◆ Task instructions
Nothing but the records themselves, exactly as written and free of pictures, should appear in your response.

◆ Source material

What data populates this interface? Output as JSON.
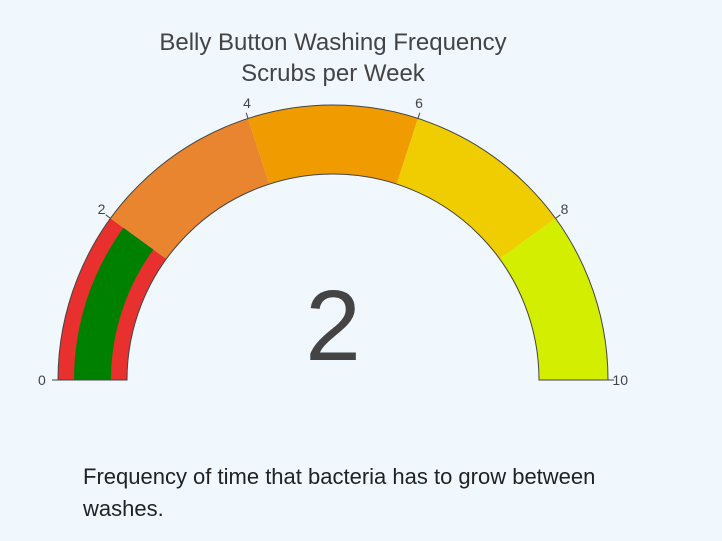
{
  "chart_data": {
    "type": "gauge",
    "title": "Belly Button Washing Frequency",
    "subtitle": "Scrubs per Week",
    "value": 2,
    "value_label": "2",
    "range": [
      0,
      10
    ],
    "tick_values": [
      0,
      2,
      4,
      6,
      8,
      10
    ],
    "tick_labels": [
      "0",
      "2",
      "4",
      "6",
      "8",
      "10"
    ],
    "steps": [
      {
        "range": [
          0,
          2
        ],
        "color": "#e8302e"
      },
      {
        "range": [
          2,
          4
        ],
        "color": "#e8852e"
      },
      {
        "range": [
          4,
          6
        ],
        "color": "#f09c00"
      },
      {
        "range": [
          6,
          8
        ],
        "color": "#f0cd00"
      },
      {
        "range": [
          8,
          10
        ],
        "color": "#d4ee00"
      }
    ],
    "bar_color": "#008000"
  },
  "caption": "Frequency of time that bacteria has to grow between washes."
}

◆ Response box
What data populates this interface? Output as JSON.
{
  "chart_data": {
    "type": "gauge",
    "title": "Belly Button Washing Frequency",
    "subtitle": "Scrubs per Week",
    "value": 2,
    "value_label": "2",
    "range": [
      0,
      10
    ],
    "tick_values": [
      0,
      2,
      4,
      6,
      8,
      10
    ],
    "tick_labels": [
      "0",
      "2",
      "4",
      "6",
      "8",
      "10"
    ],
    "steps": [
      {
        "range": [
          0,
          2
        ],
        "color": "#e8302e"
      },
      {
        "range": [
          2,
          4
        ],
        "color": "#e8852e"
      },
      {
        "range": [
          4,
          6
        ],
        "color": "#f09c00"
      },
      {
        "range": [
          6,
          8
        ],
        "color": "#f0cd00"
      },
      {
        "range": [
          8,
          10
        ],
        "color": "#d4ee00"
      }
    ],
    "bar_color": "#008000"
  },
  "caption": "Frequency of time that bacteria has to grow between washes."
}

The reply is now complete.